Problem to work on:
Return only the count of lines in which the word "Currency" appears.

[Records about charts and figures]
-- begin --
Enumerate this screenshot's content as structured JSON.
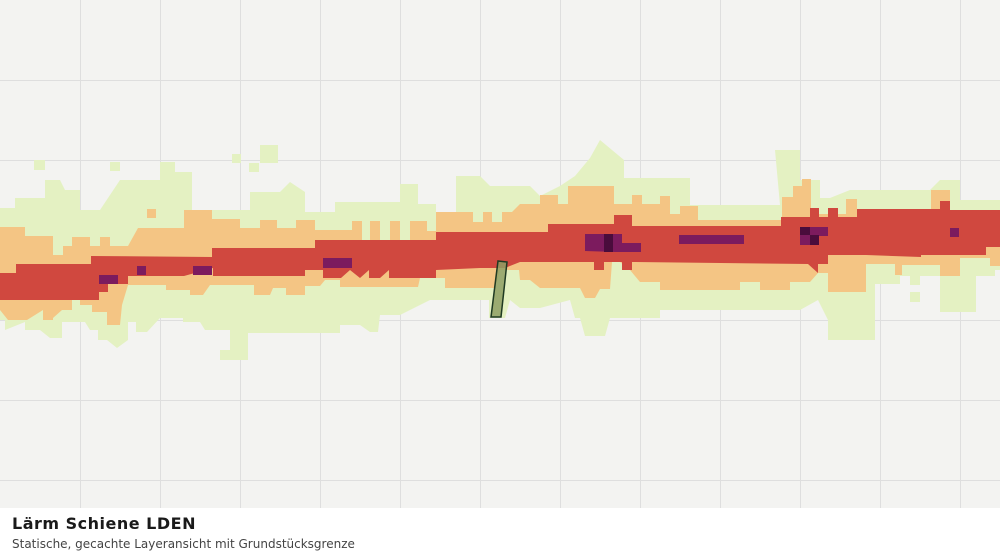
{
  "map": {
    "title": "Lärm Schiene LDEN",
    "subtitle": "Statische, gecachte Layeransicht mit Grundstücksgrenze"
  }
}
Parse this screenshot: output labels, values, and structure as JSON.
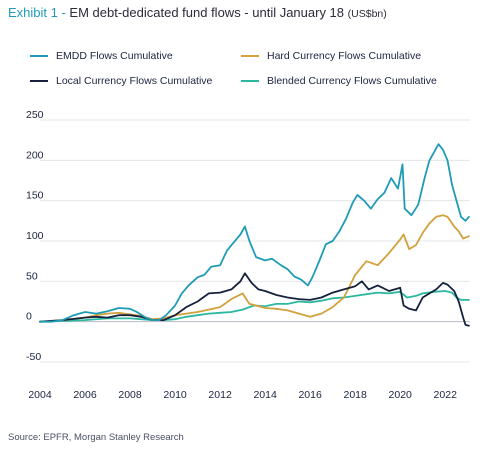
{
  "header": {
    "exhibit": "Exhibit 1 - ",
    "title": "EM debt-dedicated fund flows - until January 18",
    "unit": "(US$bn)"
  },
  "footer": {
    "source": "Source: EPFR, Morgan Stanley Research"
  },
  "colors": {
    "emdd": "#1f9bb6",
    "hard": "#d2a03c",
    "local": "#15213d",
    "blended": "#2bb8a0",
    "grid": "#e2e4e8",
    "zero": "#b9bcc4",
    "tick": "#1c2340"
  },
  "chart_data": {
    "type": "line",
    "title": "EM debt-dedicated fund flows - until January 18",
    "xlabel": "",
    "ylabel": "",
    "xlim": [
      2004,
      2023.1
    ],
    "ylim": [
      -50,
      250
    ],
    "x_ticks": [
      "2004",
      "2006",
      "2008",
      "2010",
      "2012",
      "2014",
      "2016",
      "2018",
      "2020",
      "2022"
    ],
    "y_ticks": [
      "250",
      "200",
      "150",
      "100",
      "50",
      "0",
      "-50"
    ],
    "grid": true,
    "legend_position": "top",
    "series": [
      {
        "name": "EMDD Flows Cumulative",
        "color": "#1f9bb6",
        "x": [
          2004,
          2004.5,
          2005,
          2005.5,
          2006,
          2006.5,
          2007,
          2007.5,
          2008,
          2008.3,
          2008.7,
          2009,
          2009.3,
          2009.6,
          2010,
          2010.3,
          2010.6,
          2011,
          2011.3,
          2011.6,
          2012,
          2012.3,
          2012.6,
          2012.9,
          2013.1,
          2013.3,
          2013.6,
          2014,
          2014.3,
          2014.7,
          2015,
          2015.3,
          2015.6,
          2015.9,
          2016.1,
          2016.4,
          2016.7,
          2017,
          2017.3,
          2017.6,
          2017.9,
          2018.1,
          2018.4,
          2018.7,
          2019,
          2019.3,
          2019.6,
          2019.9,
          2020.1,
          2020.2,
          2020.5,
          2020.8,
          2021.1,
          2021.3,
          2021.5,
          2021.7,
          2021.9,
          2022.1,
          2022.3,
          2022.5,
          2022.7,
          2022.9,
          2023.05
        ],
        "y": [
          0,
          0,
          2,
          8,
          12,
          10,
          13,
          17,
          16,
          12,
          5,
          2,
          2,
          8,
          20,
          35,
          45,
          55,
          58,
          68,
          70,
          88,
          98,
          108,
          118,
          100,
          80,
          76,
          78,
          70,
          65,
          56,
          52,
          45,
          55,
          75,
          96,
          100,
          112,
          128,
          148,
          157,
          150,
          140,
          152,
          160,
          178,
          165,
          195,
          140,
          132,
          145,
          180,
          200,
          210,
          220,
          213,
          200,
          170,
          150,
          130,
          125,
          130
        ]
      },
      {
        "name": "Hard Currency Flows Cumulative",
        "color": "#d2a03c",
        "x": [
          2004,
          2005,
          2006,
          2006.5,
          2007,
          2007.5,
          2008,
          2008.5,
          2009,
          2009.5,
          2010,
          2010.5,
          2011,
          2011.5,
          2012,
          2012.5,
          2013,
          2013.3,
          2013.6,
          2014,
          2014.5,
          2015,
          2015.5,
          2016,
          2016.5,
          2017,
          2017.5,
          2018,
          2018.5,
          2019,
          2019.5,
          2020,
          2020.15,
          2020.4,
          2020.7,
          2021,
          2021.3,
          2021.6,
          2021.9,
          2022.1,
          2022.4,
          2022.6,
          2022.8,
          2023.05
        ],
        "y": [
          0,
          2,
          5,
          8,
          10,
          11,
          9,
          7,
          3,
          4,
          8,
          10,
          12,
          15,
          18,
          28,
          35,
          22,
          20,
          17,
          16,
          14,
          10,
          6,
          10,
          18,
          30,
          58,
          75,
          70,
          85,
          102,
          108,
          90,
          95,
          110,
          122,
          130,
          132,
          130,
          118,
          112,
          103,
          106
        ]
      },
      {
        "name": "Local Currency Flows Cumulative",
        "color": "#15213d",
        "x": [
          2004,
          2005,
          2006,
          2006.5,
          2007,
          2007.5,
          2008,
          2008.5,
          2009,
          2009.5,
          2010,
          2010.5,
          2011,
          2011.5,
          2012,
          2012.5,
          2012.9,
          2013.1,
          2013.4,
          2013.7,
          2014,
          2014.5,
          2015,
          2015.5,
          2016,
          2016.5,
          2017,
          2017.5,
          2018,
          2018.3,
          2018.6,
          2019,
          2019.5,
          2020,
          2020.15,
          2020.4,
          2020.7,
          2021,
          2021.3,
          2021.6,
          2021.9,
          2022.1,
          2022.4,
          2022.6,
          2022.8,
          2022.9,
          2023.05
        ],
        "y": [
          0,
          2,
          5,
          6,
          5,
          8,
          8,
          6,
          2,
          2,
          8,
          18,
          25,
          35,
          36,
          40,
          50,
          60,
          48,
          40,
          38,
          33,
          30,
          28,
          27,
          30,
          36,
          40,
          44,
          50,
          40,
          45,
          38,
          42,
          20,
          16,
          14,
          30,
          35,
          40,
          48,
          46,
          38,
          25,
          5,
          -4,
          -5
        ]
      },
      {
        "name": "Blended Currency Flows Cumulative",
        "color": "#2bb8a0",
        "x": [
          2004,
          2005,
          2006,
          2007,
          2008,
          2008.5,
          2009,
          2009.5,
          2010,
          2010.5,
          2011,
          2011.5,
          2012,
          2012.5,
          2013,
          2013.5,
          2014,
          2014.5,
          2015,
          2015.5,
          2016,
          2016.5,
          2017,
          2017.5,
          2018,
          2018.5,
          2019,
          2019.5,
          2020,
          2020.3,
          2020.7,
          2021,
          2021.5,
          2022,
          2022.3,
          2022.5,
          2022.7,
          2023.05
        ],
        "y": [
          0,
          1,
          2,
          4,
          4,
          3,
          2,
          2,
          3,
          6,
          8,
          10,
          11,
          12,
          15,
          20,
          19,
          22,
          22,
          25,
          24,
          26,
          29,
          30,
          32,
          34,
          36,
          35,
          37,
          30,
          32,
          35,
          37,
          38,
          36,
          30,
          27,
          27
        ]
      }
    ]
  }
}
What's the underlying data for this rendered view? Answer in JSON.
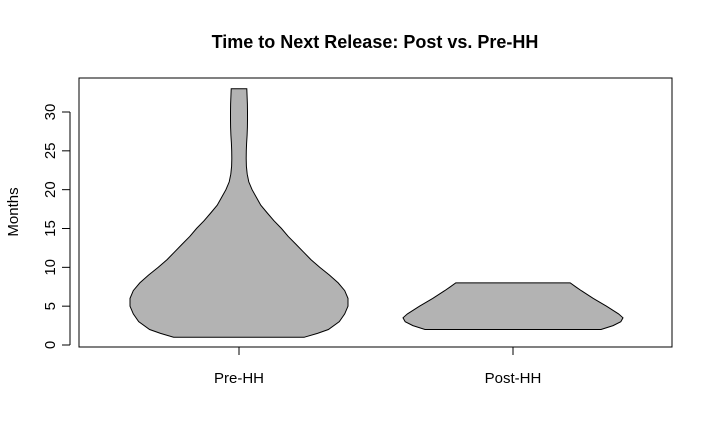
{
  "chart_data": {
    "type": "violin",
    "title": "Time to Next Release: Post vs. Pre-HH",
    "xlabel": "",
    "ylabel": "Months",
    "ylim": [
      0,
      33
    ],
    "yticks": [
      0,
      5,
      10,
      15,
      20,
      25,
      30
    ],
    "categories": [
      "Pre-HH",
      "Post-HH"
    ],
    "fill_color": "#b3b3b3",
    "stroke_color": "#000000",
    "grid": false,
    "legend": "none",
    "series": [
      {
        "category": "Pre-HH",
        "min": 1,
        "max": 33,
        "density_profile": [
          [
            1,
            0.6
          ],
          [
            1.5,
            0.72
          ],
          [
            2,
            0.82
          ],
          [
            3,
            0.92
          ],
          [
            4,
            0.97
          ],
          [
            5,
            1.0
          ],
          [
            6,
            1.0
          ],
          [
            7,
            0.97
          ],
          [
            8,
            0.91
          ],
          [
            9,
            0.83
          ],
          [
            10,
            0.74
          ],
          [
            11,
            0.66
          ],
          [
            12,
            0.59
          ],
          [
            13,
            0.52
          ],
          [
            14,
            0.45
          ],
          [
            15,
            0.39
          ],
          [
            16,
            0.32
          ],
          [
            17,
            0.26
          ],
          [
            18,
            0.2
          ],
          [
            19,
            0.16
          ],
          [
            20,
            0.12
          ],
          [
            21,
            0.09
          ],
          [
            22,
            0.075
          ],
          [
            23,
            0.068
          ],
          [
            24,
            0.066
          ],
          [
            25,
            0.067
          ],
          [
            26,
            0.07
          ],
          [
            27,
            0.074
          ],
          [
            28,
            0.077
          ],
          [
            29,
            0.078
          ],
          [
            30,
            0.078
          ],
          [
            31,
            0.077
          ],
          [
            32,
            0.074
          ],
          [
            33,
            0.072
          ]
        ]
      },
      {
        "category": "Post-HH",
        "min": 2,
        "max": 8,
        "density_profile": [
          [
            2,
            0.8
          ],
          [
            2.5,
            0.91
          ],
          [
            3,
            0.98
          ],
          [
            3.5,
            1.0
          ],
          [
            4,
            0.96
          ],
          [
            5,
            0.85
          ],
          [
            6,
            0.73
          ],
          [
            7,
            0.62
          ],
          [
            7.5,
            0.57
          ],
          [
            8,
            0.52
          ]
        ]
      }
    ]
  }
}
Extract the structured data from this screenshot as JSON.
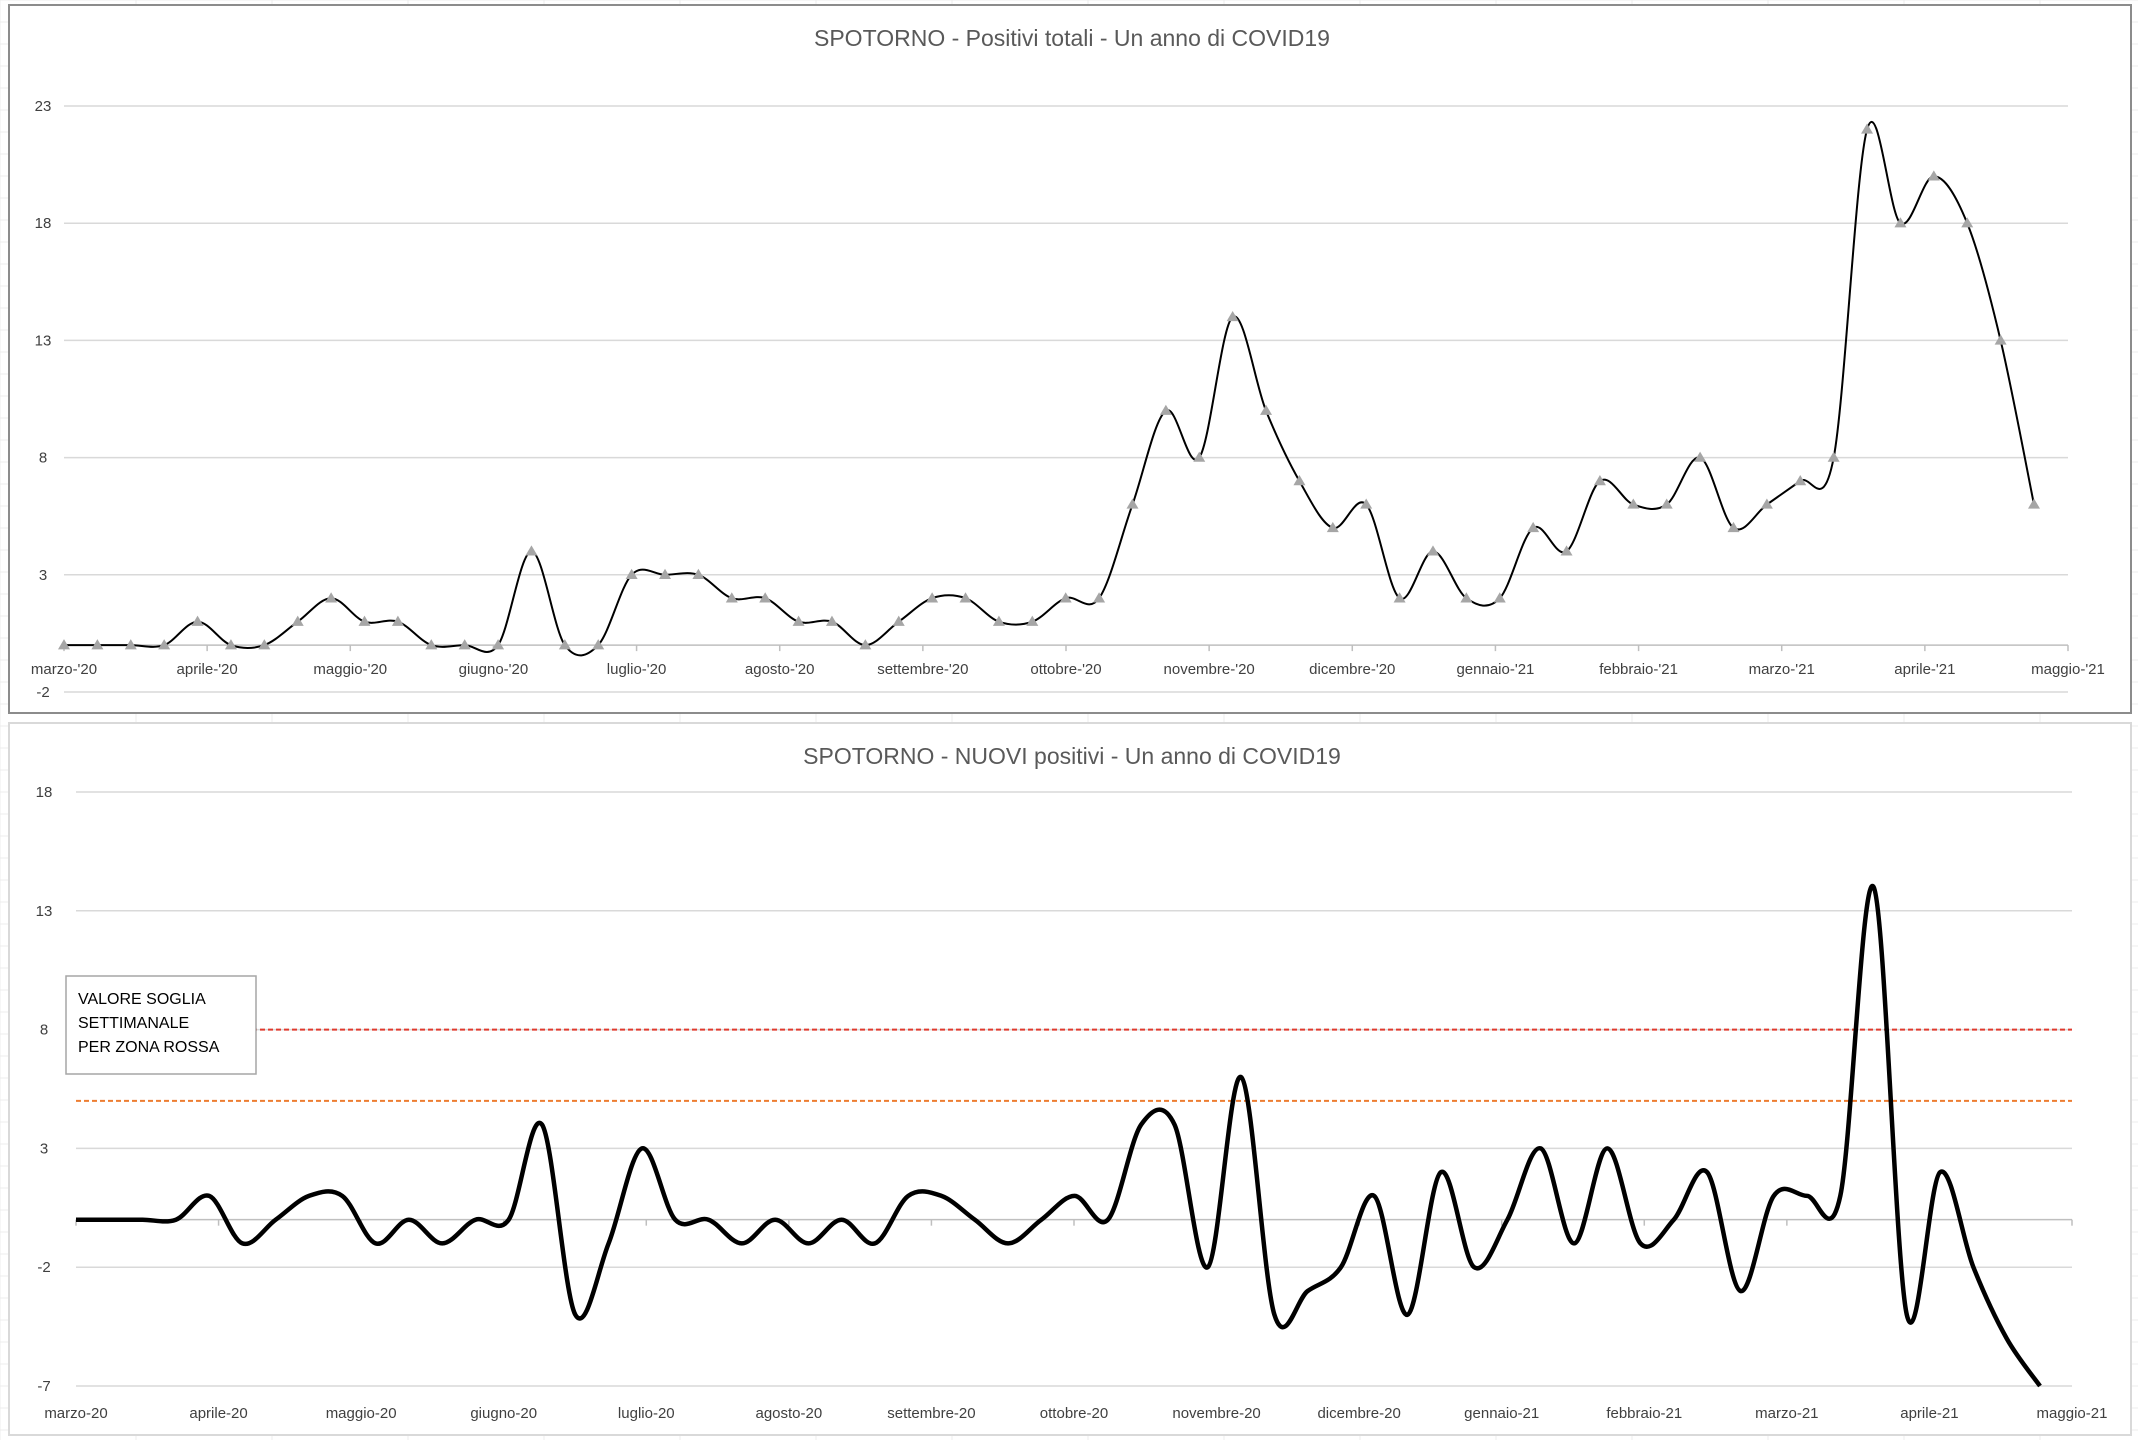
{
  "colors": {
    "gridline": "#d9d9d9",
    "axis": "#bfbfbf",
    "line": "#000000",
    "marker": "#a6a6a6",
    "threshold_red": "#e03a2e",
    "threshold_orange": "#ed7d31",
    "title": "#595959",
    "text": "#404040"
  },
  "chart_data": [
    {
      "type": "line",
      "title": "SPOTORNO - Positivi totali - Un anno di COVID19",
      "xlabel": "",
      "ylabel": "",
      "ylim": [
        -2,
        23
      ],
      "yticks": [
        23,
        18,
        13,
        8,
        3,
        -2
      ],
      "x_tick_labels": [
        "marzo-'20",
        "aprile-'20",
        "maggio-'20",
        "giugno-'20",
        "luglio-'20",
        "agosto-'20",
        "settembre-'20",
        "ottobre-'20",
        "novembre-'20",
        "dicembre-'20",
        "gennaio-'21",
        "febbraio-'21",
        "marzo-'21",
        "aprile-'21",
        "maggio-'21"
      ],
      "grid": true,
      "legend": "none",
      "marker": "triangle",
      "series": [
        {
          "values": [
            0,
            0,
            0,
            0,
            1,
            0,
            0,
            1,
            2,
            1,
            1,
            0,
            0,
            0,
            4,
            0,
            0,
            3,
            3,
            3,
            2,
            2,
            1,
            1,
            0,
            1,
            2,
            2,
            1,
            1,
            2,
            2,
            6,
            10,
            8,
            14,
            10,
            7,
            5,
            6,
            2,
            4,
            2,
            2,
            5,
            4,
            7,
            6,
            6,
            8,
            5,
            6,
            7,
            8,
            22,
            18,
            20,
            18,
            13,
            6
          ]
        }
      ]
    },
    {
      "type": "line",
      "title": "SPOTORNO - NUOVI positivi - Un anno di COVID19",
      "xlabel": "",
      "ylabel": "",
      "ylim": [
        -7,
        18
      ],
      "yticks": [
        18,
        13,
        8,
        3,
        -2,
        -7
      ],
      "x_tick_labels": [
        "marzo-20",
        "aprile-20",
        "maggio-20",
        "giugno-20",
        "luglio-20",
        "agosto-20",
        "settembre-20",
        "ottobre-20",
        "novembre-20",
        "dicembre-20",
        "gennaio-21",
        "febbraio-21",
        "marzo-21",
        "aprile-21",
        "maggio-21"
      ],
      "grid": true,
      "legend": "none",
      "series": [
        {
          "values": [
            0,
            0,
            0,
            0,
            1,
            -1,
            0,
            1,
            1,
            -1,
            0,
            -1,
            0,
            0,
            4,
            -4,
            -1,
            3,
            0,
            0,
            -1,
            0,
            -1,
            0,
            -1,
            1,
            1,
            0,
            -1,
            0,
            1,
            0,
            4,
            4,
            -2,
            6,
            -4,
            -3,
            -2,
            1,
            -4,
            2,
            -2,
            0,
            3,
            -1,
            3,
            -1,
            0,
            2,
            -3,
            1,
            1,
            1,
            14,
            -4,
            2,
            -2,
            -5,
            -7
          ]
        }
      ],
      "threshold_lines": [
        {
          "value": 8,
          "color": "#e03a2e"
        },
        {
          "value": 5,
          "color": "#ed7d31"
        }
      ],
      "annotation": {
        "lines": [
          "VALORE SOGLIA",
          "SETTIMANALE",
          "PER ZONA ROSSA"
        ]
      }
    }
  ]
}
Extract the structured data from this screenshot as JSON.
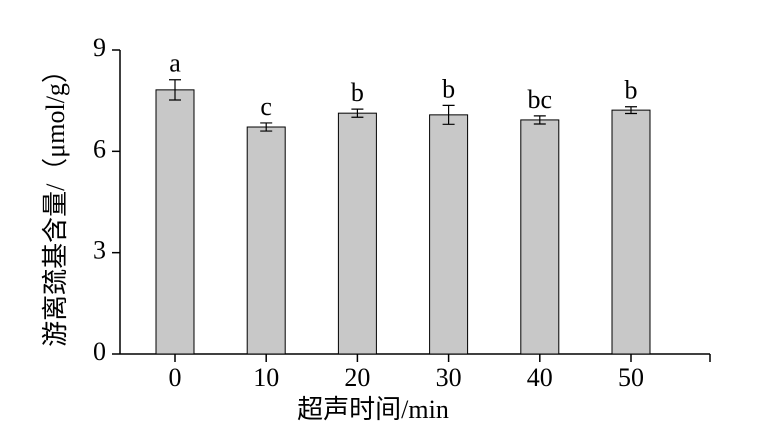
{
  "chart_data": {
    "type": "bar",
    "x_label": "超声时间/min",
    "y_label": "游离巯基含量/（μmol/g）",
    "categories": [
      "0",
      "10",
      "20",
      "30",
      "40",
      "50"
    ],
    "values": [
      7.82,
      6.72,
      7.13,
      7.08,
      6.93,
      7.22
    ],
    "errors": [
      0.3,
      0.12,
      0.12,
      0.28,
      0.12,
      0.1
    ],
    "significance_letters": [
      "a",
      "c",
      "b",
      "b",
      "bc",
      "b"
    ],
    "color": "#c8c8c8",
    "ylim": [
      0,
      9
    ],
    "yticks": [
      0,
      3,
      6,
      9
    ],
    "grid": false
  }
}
-- end --
Solution for this problem:
3